• EXERCISE OBJECTIVE: Count every line that holds the string "Контроль", and report the number alone.

## begin

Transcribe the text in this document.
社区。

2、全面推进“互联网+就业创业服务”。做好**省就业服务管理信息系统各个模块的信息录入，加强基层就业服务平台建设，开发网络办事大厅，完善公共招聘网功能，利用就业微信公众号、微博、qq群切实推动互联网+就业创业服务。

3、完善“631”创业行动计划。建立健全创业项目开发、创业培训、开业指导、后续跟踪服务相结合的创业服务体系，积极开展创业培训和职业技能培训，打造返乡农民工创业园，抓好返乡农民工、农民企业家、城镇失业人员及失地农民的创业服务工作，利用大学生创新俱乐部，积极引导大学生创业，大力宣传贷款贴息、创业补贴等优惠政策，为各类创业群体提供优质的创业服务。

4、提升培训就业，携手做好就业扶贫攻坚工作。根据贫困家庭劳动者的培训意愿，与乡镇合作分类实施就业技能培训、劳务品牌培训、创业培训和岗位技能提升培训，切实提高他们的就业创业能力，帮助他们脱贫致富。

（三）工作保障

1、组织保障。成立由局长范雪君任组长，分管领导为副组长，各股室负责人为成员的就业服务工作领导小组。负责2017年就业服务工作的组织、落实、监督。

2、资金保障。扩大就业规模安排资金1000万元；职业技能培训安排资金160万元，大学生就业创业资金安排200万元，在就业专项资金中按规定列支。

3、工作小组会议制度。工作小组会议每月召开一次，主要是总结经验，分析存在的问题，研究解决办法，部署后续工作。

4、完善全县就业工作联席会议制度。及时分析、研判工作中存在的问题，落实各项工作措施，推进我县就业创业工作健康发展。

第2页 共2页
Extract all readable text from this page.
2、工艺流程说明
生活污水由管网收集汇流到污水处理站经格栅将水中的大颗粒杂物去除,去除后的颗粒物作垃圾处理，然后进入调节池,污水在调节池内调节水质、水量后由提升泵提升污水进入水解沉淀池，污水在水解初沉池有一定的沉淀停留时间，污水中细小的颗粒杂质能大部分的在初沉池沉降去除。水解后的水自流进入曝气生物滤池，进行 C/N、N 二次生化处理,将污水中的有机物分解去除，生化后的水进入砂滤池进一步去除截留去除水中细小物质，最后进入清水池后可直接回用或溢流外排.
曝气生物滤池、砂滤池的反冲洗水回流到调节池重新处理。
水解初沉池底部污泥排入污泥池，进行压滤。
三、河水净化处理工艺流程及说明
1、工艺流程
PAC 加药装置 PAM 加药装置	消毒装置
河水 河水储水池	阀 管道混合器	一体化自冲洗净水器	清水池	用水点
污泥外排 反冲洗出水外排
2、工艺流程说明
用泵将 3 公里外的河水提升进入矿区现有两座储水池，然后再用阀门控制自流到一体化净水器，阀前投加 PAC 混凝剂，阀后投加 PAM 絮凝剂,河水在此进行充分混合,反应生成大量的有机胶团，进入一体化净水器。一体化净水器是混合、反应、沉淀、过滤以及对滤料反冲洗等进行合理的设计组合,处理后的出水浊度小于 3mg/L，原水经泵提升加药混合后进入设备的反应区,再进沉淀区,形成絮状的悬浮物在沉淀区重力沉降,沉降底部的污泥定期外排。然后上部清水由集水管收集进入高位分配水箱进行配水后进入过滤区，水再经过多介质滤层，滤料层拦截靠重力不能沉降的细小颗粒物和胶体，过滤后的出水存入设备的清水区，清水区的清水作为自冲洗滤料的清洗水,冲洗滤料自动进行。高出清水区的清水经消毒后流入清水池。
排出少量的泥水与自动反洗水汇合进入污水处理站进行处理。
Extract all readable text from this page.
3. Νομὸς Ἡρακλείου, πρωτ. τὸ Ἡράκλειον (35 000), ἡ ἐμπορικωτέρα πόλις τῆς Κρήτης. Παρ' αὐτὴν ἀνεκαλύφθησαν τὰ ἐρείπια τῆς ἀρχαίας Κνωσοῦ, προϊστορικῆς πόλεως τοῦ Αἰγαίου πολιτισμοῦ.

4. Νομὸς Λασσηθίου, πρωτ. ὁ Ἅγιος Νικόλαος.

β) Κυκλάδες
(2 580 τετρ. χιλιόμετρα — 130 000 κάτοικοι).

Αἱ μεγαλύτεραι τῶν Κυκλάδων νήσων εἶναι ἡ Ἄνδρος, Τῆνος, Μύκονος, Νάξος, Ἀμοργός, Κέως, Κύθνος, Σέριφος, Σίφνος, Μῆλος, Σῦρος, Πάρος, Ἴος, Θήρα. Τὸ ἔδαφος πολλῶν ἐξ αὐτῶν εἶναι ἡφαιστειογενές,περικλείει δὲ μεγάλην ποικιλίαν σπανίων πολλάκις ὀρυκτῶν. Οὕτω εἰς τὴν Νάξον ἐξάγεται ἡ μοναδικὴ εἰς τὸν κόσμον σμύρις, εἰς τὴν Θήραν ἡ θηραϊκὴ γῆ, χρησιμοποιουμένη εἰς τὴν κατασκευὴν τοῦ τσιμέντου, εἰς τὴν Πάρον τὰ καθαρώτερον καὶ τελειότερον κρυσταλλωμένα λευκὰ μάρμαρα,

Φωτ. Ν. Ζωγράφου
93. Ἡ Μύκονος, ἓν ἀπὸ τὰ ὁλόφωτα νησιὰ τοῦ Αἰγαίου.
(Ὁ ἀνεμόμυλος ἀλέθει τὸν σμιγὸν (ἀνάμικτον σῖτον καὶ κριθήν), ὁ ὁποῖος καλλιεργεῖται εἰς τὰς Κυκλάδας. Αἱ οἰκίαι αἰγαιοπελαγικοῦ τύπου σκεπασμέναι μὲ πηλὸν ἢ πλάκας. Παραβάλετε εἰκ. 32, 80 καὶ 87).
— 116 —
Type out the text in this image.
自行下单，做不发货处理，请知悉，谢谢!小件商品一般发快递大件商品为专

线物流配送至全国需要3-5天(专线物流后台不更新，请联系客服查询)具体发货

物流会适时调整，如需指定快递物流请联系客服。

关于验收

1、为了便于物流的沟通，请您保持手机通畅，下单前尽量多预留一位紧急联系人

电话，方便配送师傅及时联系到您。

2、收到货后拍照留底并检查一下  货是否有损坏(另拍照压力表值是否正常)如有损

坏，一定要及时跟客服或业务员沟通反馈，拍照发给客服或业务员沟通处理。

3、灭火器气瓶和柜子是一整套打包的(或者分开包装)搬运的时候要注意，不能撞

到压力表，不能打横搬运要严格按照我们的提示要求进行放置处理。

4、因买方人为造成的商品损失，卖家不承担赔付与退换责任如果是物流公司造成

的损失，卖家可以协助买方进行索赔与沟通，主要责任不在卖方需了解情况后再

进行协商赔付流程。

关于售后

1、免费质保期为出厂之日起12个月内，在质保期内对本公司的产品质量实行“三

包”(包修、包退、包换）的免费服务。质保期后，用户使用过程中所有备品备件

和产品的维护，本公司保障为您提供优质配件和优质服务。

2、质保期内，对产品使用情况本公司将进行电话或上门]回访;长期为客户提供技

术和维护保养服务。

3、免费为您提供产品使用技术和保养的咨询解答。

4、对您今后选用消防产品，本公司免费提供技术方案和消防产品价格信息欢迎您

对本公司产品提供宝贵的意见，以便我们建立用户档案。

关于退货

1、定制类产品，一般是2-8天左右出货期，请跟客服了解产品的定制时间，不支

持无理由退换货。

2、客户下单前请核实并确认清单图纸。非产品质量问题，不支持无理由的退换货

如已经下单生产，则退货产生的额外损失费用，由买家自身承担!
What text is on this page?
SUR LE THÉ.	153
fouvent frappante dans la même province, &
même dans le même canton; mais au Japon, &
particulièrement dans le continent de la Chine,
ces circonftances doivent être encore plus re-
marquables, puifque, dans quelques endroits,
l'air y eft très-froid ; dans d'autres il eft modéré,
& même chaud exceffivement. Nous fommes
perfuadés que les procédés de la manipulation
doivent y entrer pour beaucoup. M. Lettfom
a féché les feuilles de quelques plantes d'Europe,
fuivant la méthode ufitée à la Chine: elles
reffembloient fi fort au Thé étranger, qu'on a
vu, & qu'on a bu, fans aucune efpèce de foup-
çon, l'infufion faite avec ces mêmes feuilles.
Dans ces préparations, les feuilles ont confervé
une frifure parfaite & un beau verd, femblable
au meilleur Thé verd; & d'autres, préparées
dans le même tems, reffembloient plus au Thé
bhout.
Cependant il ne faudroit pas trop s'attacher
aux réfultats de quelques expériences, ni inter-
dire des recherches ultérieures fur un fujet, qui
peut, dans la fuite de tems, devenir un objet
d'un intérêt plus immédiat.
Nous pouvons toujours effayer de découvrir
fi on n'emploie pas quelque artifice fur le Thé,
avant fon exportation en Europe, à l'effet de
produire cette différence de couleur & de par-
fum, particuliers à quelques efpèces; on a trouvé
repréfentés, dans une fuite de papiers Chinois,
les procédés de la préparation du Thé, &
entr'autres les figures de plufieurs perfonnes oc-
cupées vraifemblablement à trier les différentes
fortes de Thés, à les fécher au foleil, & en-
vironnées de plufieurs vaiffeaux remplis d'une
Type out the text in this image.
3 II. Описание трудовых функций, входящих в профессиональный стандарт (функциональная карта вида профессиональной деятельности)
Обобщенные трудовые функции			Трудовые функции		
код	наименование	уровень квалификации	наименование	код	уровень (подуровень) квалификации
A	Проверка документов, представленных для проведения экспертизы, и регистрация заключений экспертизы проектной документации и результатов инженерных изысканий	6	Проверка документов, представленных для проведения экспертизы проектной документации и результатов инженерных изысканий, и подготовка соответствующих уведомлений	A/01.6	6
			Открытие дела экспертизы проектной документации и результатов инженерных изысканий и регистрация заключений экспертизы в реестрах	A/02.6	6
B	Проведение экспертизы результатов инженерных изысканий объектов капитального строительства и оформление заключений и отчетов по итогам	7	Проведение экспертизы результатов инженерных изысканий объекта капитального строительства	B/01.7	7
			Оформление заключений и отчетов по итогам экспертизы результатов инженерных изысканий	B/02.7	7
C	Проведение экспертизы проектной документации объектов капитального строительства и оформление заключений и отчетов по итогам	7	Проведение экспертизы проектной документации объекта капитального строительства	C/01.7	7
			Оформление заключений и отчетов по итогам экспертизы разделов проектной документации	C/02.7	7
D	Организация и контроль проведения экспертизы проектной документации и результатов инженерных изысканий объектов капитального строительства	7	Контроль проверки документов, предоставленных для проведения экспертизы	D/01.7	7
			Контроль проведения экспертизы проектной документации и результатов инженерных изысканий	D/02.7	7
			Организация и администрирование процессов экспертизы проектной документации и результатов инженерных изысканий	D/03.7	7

## end

• PROBLEM SOLUTION: 2